SOURCE TEXT:
============================================================
January, 2017

Quick Recap!

Apache Spark

What is the most used keyword or library in the web?

  • 1 trillion pages
  • Sampling of 0.01%
  • 100 machines with 10GB RAM

Apache Spark is a fast and general engine for large-scale data processing, with support for in-memory datasets.

sparklyr - R interface for Spark

spark_install()                             # Install Apache Spark
sc <- spark_connect(master="local")         # Connect to local instance
library(dplyr)                              # Data Manipulation Grammar
mtcars_tbl <- copy_to(sc, mtcars)           # Copy mtcars into Spark
mtcars_tbl %>% summarize(n = n())           # Count records
mtcars_tbl %>% ml_linear_regression(        # Perform linear regression
  response = "mpg",                         # Response vector
  features = c("wt", "cyl"))                # Features for the model fit
library(DBI)                                # R Database Interface
dbGetQuery(sc, "SELECT * FROM mtcars")      # Run SQL query in Spark
invoke(spark_context(sc), "version")        # Run sc.version in Scala
compile_package_jars()                      # Compile Scala code

sparklyr - 0.5 on CRAN!

  • New functions: sdf_quantile(), ft_tokenizer() and ft_regex_tokenizer().
  • Improved compatibility: na.action, dim(), nrow() and ncol().
  • Extended dplyr: do() and n_distinct().
  • Experimental Livy support.
  • Improved connections.
  • Certified with Cloudera.

Queries with sparklyr, at scale!
============================================================
EXERCISE TASK 1:
In the listing below, render the lines from the one containing "y-tick-label: Heat pump dryers" through the one containing "bar xyxy=(529,224,796,246)" as a Markdown table with the columns "Row" and "Entry". Skip blank lines.
============================================================
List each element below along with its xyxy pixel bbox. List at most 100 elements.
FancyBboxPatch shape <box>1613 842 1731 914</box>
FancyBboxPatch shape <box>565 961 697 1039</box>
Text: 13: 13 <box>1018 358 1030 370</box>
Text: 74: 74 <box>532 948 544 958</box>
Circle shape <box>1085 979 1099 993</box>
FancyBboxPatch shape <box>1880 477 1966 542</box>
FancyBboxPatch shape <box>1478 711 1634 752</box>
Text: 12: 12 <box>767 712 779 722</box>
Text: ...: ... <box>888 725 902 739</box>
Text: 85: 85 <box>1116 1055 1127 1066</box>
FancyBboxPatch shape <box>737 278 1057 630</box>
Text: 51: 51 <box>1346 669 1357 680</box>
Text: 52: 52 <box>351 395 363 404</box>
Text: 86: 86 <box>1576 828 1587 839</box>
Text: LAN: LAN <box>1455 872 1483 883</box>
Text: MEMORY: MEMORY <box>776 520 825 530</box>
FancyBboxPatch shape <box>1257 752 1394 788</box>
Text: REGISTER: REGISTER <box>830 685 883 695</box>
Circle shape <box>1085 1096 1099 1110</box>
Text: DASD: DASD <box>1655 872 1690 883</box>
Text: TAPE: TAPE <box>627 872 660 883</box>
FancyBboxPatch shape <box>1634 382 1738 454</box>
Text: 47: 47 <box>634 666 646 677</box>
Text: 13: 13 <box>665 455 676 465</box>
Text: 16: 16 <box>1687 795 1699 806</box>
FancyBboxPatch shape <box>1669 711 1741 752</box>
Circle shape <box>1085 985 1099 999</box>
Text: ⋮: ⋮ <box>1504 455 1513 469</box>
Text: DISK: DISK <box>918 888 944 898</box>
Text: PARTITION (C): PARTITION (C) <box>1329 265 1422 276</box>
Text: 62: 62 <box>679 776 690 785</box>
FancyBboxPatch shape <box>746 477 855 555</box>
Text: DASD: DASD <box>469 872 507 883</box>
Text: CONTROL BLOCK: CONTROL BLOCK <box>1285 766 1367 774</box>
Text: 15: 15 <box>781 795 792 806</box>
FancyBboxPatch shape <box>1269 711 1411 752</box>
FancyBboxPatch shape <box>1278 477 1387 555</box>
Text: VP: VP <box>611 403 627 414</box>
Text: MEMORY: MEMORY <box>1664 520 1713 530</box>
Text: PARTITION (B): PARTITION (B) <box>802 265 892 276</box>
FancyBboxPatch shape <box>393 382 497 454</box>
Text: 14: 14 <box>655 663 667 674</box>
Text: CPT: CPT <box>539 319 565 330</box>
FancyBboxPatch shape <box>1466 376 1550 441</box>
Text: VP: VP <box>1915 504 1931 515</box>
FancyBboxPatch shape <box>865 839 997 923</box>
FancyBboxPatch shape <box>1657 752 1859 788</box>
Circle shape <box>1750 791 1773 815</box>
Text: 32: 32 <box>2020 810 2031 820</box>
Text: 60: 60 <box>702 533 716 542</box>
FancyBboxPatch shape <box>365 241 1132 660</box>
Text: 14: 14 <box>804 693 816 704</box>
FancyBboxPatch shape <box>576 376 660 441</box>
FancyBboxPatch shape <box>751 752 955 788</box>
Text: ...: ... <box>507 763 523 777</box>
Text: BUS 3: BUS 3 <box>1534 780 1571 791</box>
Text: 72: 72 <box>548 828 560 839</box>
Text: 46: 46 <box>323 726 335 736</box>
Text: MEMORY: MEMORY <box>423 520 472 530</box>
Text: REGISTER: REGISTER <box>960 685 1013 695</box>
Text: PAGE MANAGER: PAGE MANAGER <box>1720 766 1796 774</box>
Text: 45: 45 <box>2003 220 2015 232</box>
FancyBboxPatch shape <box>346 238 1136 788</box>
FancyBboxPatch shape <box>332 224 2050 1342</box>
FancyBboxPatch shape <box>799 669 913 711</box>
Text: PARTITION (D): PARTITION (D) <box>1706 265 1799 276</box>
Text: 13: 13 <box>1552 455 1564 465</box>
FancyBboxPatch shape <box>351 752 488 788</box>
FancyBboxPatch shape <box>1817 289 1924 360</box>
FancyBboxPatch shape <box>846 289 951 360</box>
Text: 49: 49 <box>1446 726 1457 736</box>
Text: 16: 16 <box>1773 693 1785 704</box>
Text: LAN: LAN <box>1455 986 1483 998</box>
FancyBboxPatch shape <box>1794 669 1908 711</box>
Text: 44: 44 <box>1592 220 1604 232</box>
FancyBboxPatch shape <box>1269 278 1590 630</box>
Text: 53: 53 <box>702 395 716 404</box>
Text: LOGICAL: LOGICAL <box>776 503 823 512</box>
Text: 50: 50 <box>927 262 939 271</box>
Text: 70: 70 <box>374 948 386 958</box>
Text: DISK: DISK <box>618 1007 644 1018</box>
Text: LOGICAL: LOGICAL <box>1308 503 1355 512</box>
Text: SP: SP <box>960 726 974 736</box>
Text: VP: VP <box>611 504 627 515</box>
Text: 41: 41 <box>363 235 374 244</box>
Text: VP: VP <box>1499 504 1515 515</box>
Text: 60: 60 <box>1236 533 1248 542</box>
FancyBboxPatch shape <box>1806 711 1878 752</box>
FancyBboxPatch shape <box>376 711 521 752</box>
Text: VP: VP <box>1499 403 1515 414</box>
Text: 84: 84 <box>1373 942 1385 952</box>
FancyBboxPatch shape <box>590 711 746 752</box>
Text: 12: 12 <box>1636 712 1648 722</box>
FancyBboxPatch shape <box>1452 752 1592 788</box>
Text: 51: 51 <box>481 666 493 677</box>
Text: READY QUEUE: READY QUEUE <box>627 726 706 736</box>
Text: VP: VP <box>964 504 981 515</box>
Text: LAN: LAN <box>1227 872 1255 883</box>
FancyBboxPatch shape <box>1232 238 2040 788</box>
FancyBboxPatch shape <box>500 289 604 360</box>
============================================================
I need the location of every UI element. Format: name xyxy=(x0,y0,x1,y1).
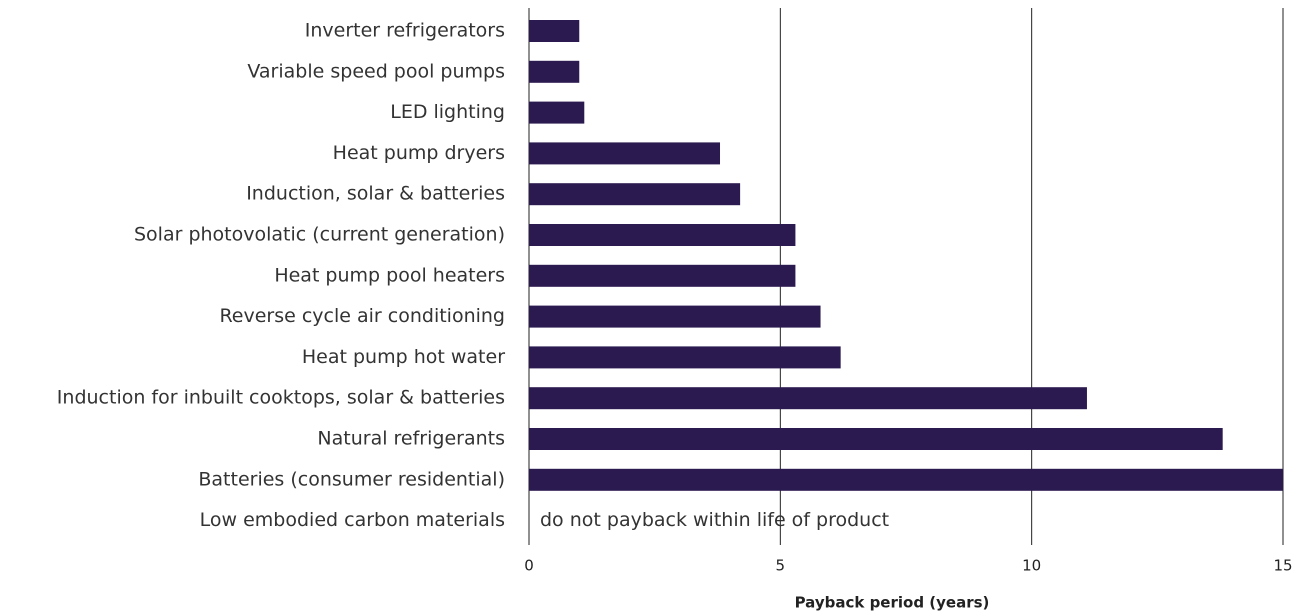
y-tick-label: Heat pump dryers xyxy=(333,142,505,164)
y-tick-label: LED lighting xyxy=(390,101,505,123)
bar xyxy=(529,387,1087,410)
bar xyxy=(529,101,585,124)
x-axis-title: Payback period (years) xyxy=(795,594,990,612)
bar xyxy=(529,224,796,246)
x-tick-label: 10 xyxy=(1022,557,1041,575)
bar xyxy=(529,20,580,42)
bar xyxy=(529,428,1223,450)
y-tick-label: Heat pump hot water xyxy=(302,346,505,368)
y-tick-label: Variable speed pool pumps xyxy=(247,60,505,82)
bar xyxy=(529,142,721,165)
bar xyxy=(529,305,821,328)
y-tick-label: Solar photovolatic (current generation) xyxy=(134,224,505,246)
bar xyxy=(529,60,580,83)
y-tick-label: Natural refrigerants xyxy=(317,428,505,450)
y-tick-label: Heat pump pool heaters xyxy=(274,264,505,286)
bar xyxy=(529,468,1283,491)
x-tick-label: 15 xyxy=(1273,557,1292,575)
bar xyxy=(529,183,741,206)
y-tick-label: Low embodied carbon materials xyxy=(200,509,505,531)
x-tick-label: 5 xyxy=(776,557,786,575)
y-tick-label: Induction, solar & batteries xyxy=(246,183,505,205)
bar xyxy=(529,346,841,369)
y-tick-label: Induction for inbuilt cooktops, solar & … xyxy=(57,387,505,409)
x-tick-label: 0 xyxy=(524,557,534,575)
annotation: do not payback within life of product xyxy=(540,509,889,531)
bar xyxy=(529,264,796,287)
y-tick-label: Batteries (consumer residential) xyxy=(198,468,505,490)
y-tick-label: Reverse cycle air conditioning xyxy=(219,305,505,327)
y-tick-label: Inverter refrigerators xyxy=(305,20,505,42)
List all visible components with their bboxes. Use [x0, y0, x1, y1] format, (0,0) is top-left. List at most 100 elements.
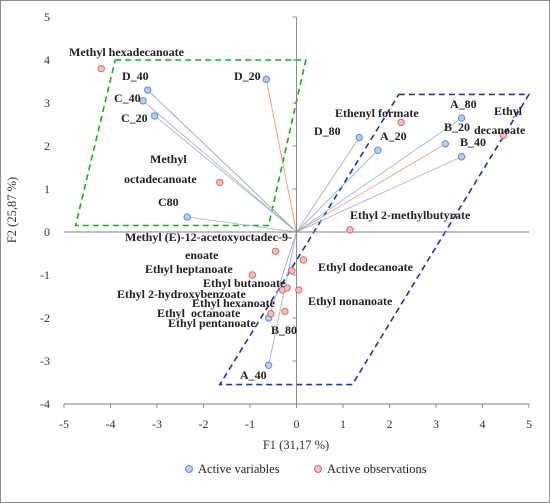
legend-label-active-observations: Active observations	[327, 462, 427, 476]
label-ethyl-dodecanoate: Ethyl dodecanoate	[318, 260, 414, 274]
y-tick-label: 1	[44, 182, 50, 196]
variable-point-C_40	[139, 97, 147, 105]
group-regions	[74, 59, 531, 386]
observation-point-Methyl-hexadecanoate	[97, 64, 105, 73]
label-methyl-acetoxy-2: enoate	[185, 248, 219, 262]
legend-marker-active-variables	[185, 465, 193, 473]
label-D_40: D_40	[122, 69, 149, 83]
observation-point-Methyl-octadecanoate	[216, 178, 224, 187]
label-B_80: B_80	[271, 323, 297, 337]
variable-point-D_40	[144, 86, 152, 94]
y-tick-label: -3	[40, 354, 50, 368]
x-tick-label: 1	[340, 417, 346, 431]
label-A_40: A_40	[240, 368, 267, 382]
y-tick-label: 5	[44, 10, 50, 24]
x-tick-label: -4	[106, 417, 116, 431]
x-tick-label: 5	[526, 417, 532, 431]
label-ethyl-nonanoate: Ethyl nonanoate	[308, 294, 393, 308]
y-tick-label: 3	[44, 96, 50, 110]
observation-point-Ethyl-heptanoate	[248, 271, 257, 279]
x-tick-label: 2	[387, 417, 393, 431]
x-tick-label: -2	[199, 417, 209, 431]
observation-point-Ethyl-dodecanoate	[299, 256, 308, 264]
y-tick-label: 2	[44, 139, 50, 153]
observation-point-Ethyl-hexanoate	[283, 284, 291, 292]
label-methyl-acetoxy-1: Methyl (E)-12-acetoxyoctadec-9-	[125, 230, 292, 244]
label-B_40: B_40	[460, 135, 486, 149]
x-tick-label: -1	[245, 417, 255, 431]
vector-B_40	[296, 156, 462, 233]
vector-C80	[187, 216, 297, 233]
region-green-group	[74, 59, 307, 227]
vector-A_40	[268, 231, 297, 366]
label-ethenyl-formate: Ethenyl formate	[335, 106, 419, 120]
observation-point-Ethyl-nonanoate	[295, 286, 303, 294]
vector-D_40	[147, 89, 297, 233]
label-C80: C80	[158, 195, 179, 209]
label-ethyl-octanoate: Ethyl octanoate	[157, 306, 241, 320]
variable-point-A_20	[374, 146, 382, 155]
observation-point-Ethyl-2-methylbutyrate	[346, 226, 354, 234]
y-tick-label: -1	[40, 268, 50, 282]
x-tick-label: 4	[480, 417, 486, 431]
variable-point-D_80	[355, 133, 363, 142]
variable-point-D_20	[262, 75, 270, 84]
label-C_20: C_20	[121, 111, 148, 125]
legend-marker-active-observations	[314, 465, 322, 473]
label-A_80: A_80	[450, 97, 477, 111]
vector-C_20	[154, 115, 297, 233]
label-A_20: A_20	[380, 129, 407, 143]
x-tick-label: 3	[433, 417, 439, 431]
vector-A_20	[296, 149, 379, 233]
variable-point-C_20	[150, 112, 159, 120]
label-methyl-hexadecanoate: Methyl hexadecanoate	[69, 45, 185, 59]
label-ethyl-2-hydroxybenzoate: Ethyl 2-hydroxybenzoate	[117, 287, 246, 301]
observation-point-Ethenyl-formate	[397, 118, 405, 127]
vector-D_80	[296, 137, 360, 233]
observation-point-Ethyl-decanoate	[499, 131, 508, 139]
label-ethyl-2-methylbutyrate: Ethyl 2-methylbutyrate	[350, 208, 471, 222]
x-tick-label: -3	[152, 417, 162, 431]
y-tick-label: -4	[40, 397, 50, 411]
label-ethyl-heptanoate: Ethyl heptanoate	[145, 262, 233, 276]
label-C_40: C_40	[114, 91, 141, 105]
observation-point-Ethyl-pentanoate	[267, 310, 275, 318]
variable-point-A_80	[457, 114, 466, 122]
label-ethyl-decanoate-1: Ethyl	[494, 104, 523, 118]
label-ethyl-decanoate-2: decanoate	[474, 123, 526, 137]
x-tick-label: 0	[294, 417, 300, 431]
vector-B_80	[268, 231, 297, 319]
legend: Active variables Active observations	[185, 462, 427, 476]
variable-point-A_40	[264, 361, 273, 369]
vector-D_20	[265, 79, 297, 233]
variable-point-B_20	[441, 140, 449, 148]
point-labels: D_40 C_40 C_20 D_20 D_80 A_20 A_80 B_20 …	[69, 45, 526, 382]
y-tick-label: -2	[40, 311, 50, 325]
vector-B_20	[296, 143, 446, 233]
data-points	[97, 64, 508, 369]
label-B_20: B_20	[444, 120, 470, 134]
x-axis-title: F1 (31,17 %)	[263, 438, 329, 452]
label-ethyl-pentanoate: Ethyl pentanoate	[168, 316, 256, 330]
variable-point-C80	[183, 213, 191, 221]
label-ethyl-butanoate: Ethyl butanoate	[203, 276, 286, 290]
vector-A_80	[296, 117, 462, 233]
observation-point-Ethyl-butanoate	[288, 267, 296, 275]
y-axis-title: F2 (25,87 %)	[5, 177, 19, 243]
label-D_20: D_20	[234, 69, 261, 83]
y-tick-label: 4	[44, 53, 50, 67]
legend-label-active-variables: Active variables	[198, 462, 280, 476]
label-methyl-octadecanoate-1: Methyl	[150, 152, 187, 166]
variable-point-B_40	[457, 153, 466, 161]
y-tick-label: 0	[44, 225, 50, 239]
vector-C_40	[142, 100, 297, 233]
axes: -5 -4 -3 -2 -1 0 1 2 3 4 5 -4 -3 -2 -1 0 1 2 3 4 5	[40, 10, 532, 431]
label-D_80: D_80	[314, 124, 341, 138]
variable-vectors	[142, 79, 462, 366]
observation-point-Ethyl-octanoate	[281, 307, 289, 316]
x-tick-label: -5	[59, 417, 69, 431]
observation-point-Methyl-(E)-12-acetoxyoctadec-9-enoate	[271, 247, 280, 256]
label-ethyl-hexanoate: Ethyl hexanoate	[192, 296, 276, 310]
============================================================
EXERCISE TASK 2:
Check each statement against the text on Apache Spark and sparklyr, answering yes or no and quoting the deciding words: (a) sparklyr 0.5 includes experimental Livy support. (b) The sampling described covers 1% of the pages. (c) The example code connects to a local Spark instance.

RESULT 1:
| Row | Entry |
|---|---|
| 1 | y-tick-label: Heat pump dryers xyxy=(333,142,505,164) |
| 2 | y-tick-label: LED lighting xyxy=(390,101,505,123) |
| 3 | bar xyxy=(529,387,1087,410) |
| 4 | bar xyxy=(529,101,585,124) |
| 5 | x-axis-title: Payback period (years) xyxy=(795,594,990,612) |
| 6 | bar xyxy=(529,224,796,246) |

RESULT 2:
(a) Yes: "Experimental Livy support."
(b) No: "Sampling of 0.01%"
(c) Yes: "sc <- spark_connect(master="local")         # Connect to local instance"